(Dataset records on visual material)
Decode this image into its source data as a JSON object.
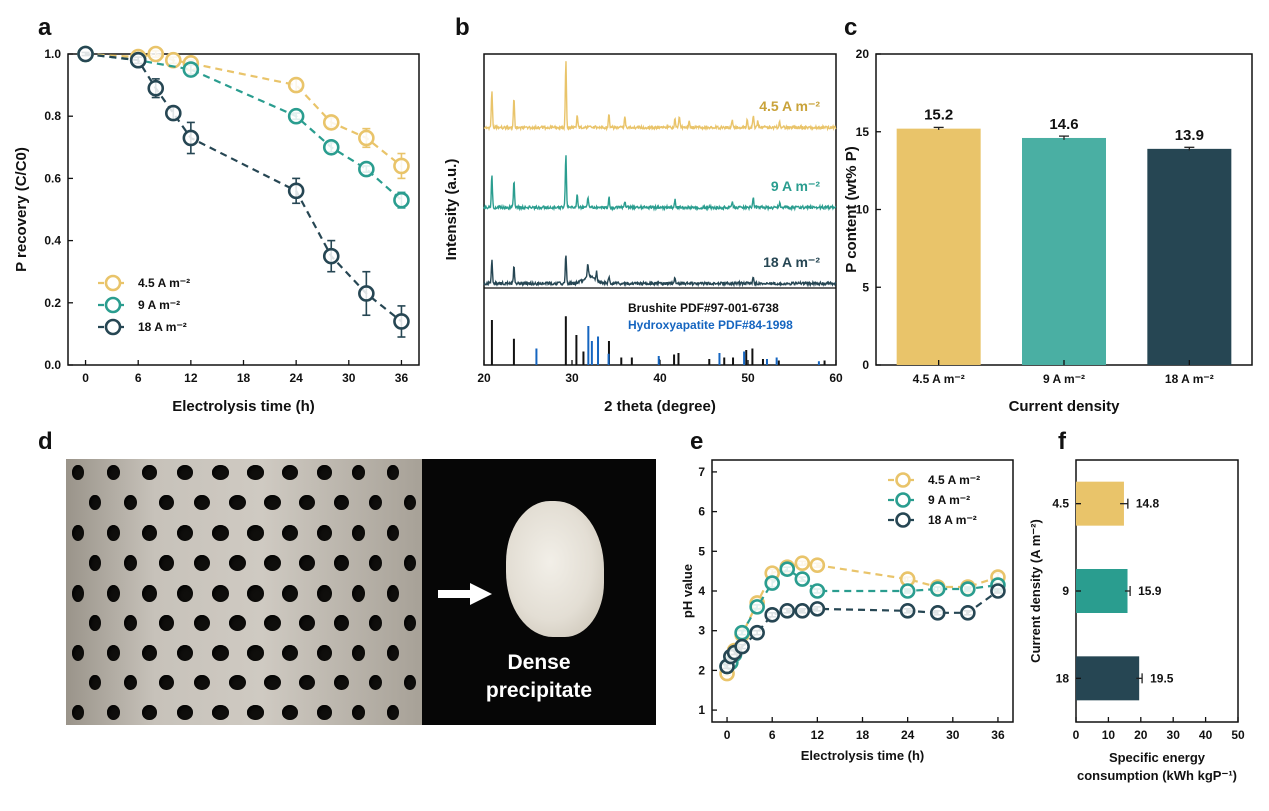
{
  "panels": {
    "a": "a",
    "b": "b",
    "c": "c",
    "d": "d",
    "e": "e",
    "f": "f"
  },
  "colors": {
    "c45": "#E9C46A",
    "c9": "#2A9D8F",
    "c18": "#264653",
    "blue": "#1565C0",
    "black": "#111111"
  },
  "photo": {
    "caption_line1": "Dense",
    "caption_line2": "precipitate"
  },
  "chart_data": [
    {
      "id": "a",
      "type": "line",
      "ylabel": "P recovery (C/C0)",
      "xlabel": "Electrolysis time (h)",
      "xlim": [
        -2,
        38
      ],
      "ylim": [
        0,
        1.0
      ],
      "xticks": [
        0,
        6,
        12,
        18,
        24,
        30,
        36
      ],
      "yticks": [
        0.0,
        0.2,
        0.4,
        0.6,
        0.8,
        1.0
      ],
      "legend_position": "bottom-left",
      "series": [
        {
          "name": "4.5 A m⁻²",
          "color": "#E9C46A",
          "x": [
            0,
            6,
            8,
            10,
            12,
            24,
            28,
            32,
            36
          ],
          "y": [
            1.0,
            0.99,
            1.0,
            0.98,
            0.97,
            0.9,
            0.78,
            0.73,
            0.64
          ],
          "err": [
            0.005,
            0.01,
            0.01,
            0.01,
            0.01,
            0.02,
            0.015,
            0.03,
            0.04
          ]
        },
        {
          "name": "9 A m⁻²",
          "color": "#2A9D8F",
          "x": [
            0,
            6,
            12,
            24,
            28,
            32,
            36
          ],
          "y": [
            1.0,
            0.98,
            0.95,
            0.8,
            0.7,
            0.63,
            0.53
          ],
          "err": [
            0.005,
            0.01,
            0.015,
            0.01,
            0.015,
            0.01,
            0.025
          ]
        },
        {
          "name": "18 A m⁻²",
          "color": "#264653",
          "x": [
            0,
            6,
            8,
            10,
            12,
            24,
            28,
            32,
            36
          ],
          "y": [
            1.0,
            0.98,
            0.89,
            0.81,
            0.73,
            0.56,
            0.35,
            0.23,
            0.14
          ],
          "err": [
            0.005,
            0.01,
            0.03,
            0.02,
            0.05,
            0.04,
            0.05,
            0.07,
            0.05
          ]
        }
      ]
    },
    {
      "id": "b",
      "type": "line",
      "ylabel": "Intensity (a.u.)",
      "xlabel": "2 theta (degree)",
      "xlim": [
        20,
        60
      ],
      "xticks": [
        20,
        30,
        40,
        50,
        60
      ],
      "traces": [
        {
          "name": "4.5 A m⁻²",
          "color": "#E9C46A",
          "peaks": [
            [
              20.9,
              0.35
            ],
            [
              23.4,
              0.28
            ],
            [
              29.3,
              0.64
            ],
            [
              30.6,
              0.12
            ],
            [
              34.2,
              0.14
            ],
            [
              36.0,
              0.1
            ],
            [
              41.7,
              0.08
            ],
            [
              42.2,
              0.1
            ],
            [
              43.3,
              0.06
            ],
            [
              48.2,
              0.07
            ],
            [
              49.9,
              0.08
            ],
            [
              50.6,
              0.12
            ],
            [
              51.1,
              0.06
            ],
            [
              53.6,
              0.05
            ]
          ]
        },
        {
          "name": "9 A m⁻²",
          "color": "#2A9D8F",
          "peaks": [
            [
              20.9,
              0.3
            ],
            [
              23.4,
              0.26
            ],
            [
              29.3,
              0.5
            ],
            [
              30.6,
              0.12
            ],
            [
              31.8,
              0.1
            ],
            [
              34.2,
              0.1
            ],
            [
              36.0,
              0.06
            ],
            [
              41.7,
              0.08
            ],
            [
              48.2,
              0.05
            ],
            [
              50.6,
              0.1
            ],
            [
              53.6,
              0.04
            ]
          ]
        },
        {
          "name": "18 A m⁻²",
          "color": "#264653",
          "peaks": [
            [
              20.9,
              0.22
            ],
            [
              23.4,
              0.16
            ],
            [
              29.3,
              0.28
            ],
            [
              31.8,
              0.12
            ],
            [
              32.8,
              0.08
            ],
            [
              34.2,
              0.06
            ],
            [
              41.7,
              0.05
            ],
            [
              50.6,
              0.07
            ]
          ]
        }
      ],
      "references": [
        {
          "name": "Brushite PDF#97-001-6738",
          "color": "#111111",
          "lines": [
            [
              20.9,
              0.6
            ],
            [
              23.4,
              0.35
            ],
            [
              29.3,
              0.65
            ],
            [
              30.5,
              0.4
            ],
            [
              31.3,
              0.18
            ],
            [
              34.2,
              0.32
            ],
            [
              35.6,
              0.1
            ],
            [
              36.8,
              0.1
            ],
            [
              39.9,
              0.08
            ],
            [
              41.6,
              0.14
            ],
            [
              42.1,
              0.16
            ],
            [
              45.6,
              0.08
            ],
            [
              47.3,
              0.1
            ],
            [
              48.3,
              0.1
            ],
            [
              49.8,
              0.2
            ],
            [
              50.5,
              0.22
            ],
            [
              51.7,
              0.08
            ],
            [
              53.5,
              0.06
            ],
            [
              58.7,
              0.06
            ]
          ]
        },
        {
          "name": "Hydroxyapatite PDF#84-1998",
          "color": "#1565C0",
          "lines": [
            [
              25.9,
              0.22
            ],
            [
              31.8,
              0.52
            ],
            [
              32.2,
              0.32
            ],
            [
              32.9,
              0.38
            ],
            [
              34.1,
              0.15
            ],
            [
              39.8,
              0.12
            ],
            [
              46.7,
              0.16
            ],
            [
              49.5,
              0.18
            ],
            [
              52.1,
              0.08
            ],
            [
              53.2,
              0.1
            ],
            [
              58.0,
              0.05
            ]
          ]
        }
      ]
    },
    {
      "id": "c",
      "type": "bar",
      "ylabel": "P content (wt% P)",
      "xlabel": "Current density",
      "ylim": [
        0,
        20
      ],
      "yticks": [
        0,
        5,
        10,
        15,
        20
      ],
      "categories": [
        "4.5 A m⁻²",
        "9 A m⁻²",
        "18 A m⁻²"
      ],
      "values": [
        15.2,
        14.6,
        13.9
      ],
      "value_labels": [
        "15.2",
        "14.6",
        "13.9"
      ],
      "err": [
        0.08,
        0.12,
        0.1
      ],
      "colors": [
        "#E9C46A",
        "#4AAFA3",
        "#264653"
      ]
    },
    {
      "id": "e",
      "type": "line",
      "ylabel": "pH value",
      "xlabel": "Electrolysis time (h)",
      "xlim": [
        -2,
        38
      ],
      "ylim": [
        0.7,
        7.3
      ],
      "xticks": [
        0,
        6,
        12,
        18,
        24,
        30,
        36
      ],
      "yticks": [
        1,
        2,
        3,
        4,
        5,
        6,
        7
      ],
      "legend_position": "top-right",
      "series": [
        {
          "name": "4.5 A m⁻²",
          "color": "#E9C46A",
          "x": [
            0,
            0.5,
            1,
            2,
            4,
            6,
            8,
            10,
            12,
            24,
            28,
            32,
            36
          ],
          "y": [
            1.92,
            2.2,
            2.5,
            2.9,
            3.7,
            4.45,
            4.6,
            4.7,
            4.65,
            4.3,
            4.1,
            4.1,
            4.35
          ],
          "err": [
            0.05,
            0.05,
            0.05,
            0.05,
            0.1,
            0.1,
            0.1,
            0.05,
            0.05,
            0.05,
            0.05,
            0.05,
            0.1
          ]
        },
        {
          "name": "9 A m⁻²",
          "color": "#2A9D8F",
          "x": [
            0,
            0.5,
            1,
            2,
            4,
            6,
            8,
            10,
            12,
            24,
            28,
            32,
            36
          ],
          "y": [
            2.1,
            2.2,
            2.4,
            2.95,
            3.6,
            4.2,
            4.55,
            4.3,
            4.0,
            4.0,
            4.05,
            4.05,
            4.15
          ],
          "err": [
            0.05,
            0.05,
            0.05,
            0.05,
            0.05,
            0.1,
            0.05,
            0.05,
            0.05,
            0.05,
            0.05,
            0.05,
            0.05
          ]
        },
        {
          "name": "18 A m⁻²",
          "color": "#264653",
          "x": [
            0,
            0.5,
            1,
            2,
            4,
            6,
            8,
            10,
            12,
            24,
            28,
            32,
            36
          ],
          "y": [
            2.1,
            2.35,
            2.45,
            2.6,
            2.95,
            3.4,
            3.5,
            3.5,
            3.55,
            3.5,
            3.45,
            3.45,
            4.0
          ],
          "err": [
            0.05,
            0.05,
            0.05,
            0.05,
            0.05,
            0.05,
            0.05,
            0.05,
            0.05,
            0.05,
            0.05,
            0.05,
            0.05
          ]
        }
      ]
    },
    {
      "id": "f",
      "type": "bar",
      "orientation": "horizontal",
      "ylabel": "Current density (A m⁻²)",
      "xlabel_line1": "Specific energy",
      "xlabel_line2": "consumption (kWh kgP⁻¹)",
      "xlim": [
        0,
        50
      ],
      "xticks": [
        0,
        10,
        20,
        30,
        40,
        50
      ],
      "categories": [
        "4.5",
        "9",
        "18"
      ],
      "values": [
        14.8,
        15.9,
        19.5
      ],
      "value_labels": [
        "14.8",
        "15.9",
        "19.5"
      ],
      "err": [
        1.2,
        0.8,
        0.9
      ],
      "colors": [
        "#E9C46A",
        "#2A9D8F",
        "#264653"
      ]
    }
  ]
}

## Description of the task
Copy out all lines from the material above that contain the string "density".

## In response
      "xlabel": "Current density",
      "ylabel": "Current density (A m⁻²)",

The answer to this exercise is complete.